Ihre Aufgaben:
(A) Nennen Sie alle Mengen- und Betragsangaben, die im Text über die hohen Strompreise für Firmen in Ziffern geschrieben sind, jeweils mit dem zugehörigen Wort.
(B) Liefern Sie eine Fortsetzung des Textes über die hohen Strompreise für Firmen, die an seinen letzten Satz anschliesst.

So kommen Firmen mit einem «Buebetrickli» zu günstigerem Strom «Einmal frei, immer frei»: Betriebe, die ihren Strom auf dem Markt kaufen, dürfen nicht zurück in die Grundversorgung. So steht es im Gesetz. Doch es gibt ein Schlupfloch.

«Einmal frei, immer frei»: Betriebe, die ihren Strom auf dem Markt kaufen, dürfen nicht zurück in die Grundversorgung. So steht es im Gesetz. Doch es gibt ein Schlupfloch.

Bäckereien, die ihren Strom auf dem freien Markt einkaufen und sich nicht abgesichert haben, erhalten eine gesalzene Rechnung. Bild: Goran Basic / NZZ

Da ist diese Bäckerei, die vor der Krise für ihren Strom 100 000 Franken im Jahr bezahlt hat. Sie konnte sich jahrelang auf dem freien Markt günstig Strom besorgen. Doch jetzt kommt das böse Erwachen: Die Bäckersleute zahlen nun 1 Million Franken für die Elektrizität, die sie benötigen, um ihre Backöfen zu heizen. Sie haben zudem darauf verzichtet, sich gegen Strompreiserhöhungen abzusichern. Die Bäckerei ist kein Einzelfall: Aus allen Landesteilen sind Klagen von Firmen über die hohen Strompreise zu hören. Potenziell betroffen sind rund 22 000 Betriebe, die ihren Strom auf dem freien Markt einkaufen. Ein Teil davon dürfte sich abgesichert haben.

Datenbereich:
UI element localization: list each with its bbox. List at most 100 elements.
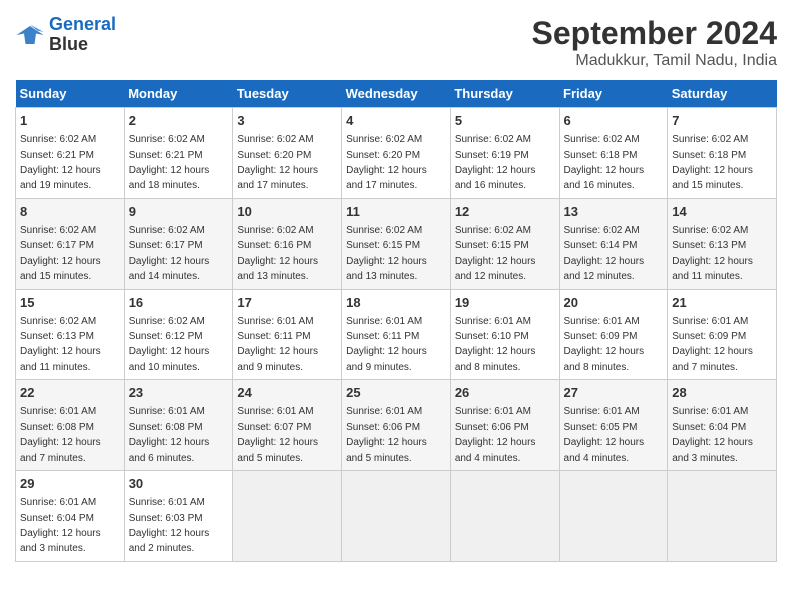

Ergebnisse je Aufgabe:
(A)
- 100 000 Franken
- 1 Million Franken
- 22 000 Betriebe

(B)
Bei den Haushalten ist es gerade umgekehrt. Sie haben jahrelang mehr bezahlt für den Strom als die Betriebe im freien Markt. Jetzt profitieren sie von den regulierten Stromtarifen in der Grundversorgung. Hier müssen sich nämlich die Tarife an den Gestehungskosten und den langfristigen Lieferverträgen orientieren. Bei den Gestehungskosten handelt es sich vereinfacht gesagt um die Selbstkosten. Die Regulierung führt dazu, dass die Strompreise für die Haushalte im Durchschnitt «nur» um 30 Prozent steigen dürften per Januar 2023, was weit unter den massiv gestiegenen Marktpreisen liegt.

Schlupfloch Verbrauchsgemeinschaft

Die Situation für den Bäcker – und andere Betriebe im freien Markt – würde sich massiv entspannen, wenn er wieder zurück in die Grundversorgung wechseln könnte. Der Aufschlag wäre viel moderater. Doch der Weg zurück in den regulierten Markt ist nicht möglich. So wollte es der Gesetzgeber nach dem Prinzip «Einmal frei, immer frei», festgehalten in der Verordnung zum Stromversorgungsgesetz von 2008.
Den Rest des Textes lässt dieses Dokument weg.